In the data below, find each line containing the string "влаги" and return it.

-- START THE RECORDS --

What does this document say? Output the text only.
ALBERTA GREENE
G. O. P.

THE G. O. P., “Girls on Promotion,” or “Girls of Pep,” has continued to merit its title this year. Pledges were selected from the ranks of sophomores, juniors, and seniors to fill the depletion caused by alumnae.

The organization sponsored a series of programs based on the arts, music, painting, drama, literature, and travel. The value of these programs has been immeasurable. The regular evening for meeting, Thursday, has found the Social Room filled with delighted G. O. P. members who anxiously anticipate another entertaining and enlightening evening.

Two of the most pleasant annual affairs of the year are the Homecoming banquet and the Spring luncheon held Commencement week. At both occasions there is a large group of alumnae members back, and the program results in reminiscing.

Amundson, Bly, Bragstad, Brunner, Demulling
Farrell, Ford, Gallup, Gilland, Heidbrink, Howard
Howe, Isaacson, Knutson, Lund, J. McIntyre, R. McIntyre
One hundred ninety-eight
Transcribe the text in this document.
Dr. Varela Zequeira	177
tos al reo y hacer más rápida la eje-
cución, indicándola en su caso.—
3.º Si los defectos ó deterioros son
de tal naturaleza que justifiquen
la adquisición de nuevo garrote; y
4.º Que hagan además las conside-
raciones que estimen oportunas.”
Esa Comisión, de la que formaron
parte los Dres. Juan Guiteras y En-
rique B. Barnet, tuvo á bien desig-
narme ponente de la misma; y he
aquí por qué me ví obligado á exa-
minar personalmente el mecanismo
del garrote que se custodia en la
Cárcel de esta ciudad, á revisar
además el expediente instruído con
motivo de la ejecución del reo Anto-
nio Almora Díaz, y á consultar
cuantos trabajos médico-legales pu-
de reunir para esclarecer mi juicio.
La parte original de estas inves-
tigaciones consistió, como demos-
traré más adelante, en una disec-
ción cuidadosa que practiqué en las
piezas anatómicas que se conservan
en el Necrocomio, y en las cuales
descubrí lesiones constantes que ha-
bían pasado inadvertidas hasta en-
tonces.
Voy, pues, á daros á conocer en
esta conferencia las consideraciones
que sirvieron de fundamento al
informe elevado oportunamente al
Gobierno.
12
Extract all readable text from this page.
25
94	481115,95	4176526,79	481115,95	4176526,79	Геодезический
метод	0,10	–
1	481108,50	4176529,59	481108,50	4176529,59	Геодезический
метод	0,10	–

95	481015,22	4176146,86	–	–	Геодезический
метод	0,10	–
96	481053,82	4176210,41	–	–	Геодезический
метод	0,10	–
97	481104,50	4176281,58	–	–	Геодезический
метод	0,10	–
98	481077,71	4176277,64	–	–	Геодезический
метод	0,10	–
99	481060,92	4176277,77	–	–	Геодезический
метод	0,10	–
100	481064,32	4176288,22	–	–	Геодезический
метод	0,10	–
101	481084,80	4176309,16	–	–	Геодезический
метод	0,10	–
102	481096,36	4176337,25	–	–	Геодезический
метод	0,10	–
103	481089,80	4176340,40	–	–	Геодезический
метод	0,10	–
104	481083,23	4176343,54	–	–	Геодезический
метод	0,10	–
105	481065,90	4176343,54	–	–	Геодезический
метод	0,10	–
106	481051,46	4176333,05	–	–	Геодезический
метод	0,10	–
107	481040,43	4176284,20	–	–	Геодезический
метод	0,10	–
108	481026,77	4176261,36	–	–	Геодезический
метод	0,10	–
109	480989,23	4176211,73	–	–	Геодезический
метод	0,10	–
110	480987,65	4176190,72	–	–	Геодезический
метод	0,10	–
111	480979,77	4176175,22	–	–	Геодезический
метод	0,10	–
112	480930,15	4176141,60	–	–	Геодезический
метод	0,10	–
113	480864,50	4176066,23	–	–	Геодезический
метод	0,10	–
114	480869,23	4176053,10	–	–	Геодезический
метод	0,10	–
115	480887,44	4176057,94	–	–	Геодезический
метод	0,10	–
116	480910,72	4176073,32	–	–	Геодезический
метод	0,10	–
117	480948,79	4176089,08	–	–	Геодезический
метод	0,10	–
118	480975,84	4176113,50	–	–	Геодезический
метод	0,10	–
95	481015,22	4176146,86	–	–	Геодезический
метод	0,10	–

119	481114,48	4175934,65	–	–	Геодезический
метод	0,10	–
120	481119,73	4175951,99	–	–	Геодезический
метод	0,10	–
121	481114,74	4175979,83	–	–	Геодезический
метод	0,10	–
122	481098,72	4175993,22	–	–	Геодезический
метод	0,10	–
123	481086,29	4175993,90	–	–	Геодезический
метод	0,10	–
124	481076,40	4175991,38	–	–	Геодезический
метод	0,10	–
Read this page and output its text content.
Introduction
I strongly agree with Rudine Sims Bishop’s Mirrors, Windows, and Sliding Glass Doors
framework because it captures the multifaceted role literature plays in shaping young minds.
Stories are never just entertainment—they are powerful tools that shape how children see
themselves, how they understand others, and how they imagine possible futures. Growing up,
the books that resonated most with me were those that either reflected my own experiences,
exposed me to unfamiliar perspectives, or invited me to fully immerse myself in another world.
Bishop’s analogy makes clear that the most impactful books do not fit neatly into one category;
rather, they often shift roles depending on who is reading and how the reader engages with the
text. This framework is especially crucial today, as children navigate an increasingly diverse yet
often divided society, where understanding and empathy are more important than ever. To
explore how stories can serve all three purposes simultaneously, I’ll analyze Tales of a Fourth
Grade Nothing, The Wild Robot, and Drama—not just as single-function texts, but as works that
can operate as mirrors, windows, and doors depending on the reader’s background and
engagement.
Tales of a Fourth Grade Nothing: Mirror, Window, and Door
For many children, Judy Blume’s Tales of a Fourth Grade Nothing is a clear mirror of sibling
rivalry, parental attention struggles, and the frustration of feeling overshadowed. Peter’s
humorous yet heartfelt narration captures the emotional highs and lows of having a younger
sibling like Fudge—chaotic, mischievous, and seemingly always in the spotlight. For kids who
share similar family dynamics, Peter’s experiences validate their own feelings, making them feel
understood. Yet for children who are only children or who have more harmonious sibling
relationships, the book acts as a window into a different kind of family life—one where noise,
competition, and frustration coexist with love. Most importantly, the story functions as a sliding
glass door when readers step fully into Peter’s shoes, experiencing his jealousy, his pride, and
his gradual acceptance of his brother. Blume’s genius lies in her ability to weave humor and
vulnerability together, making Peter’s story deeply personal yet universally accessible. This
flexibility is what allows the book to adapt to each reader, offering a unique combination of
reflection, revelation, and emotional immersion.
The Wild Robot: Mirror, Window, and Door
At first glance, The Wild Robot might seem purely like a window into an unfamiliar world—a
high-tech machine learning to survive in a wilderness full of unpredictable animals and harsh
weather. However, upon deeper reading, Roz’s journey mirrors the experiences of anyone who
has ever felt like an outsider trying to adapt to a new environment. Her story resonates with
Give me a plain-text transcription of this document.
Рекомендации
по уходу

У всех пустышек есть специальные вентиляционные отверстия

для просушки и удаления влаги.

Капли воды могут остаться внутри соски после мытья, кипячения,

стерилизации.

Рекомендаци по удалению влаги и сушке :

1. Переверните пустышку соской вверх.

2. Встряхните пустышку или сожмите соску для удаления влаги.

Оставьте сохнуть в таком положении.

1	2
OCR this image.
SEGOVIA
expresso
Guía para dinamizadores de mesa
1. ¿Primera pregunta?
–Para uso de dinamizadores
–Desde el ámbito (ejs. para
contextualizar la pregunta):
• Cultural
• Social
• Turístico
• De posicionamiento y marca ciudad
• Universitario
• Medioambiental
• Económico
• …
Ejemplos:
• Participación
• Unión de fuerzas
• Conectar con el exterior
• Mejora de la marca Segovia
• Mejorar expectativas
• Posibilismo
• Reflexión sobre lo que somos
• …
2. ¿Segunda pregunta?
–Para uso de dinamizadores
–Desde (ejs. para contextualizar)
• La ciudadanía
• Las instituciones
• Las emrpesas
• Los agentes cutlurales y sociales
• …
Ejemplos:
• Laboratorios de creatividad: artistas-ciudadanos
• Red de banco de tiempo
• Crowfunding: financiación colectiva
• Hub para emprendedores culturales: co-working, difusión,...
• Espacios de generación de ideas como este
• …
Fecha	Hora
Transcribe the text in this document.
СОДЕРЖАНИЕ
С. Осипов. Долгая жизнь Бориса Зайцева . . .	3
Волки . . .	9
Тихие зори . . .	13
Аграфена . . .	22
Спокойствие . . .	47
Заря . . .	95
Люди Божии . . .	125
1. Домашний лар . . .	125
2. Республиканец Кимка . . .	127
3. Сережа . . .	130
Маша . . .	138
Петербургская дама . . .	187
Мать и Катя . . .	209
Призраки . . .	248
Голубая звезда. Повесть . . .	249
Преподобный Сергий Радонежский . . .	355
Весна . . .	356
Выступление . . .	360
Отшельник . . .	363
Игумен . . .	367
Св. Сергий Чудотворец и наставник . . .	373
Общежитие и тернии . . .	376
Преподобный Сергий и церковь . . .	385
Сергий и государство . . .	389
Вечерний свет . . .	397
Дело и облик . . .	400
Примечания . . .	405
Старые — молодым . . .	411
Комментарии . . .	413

-- END THE RECORDS --

SOLUTION TO THIS EXERCISE:
для просушки и удаления влаги.
Рекомендаци по удалению влаги и сушке :
2. Встряхните пустышку или сожмите соску для удаления влаги.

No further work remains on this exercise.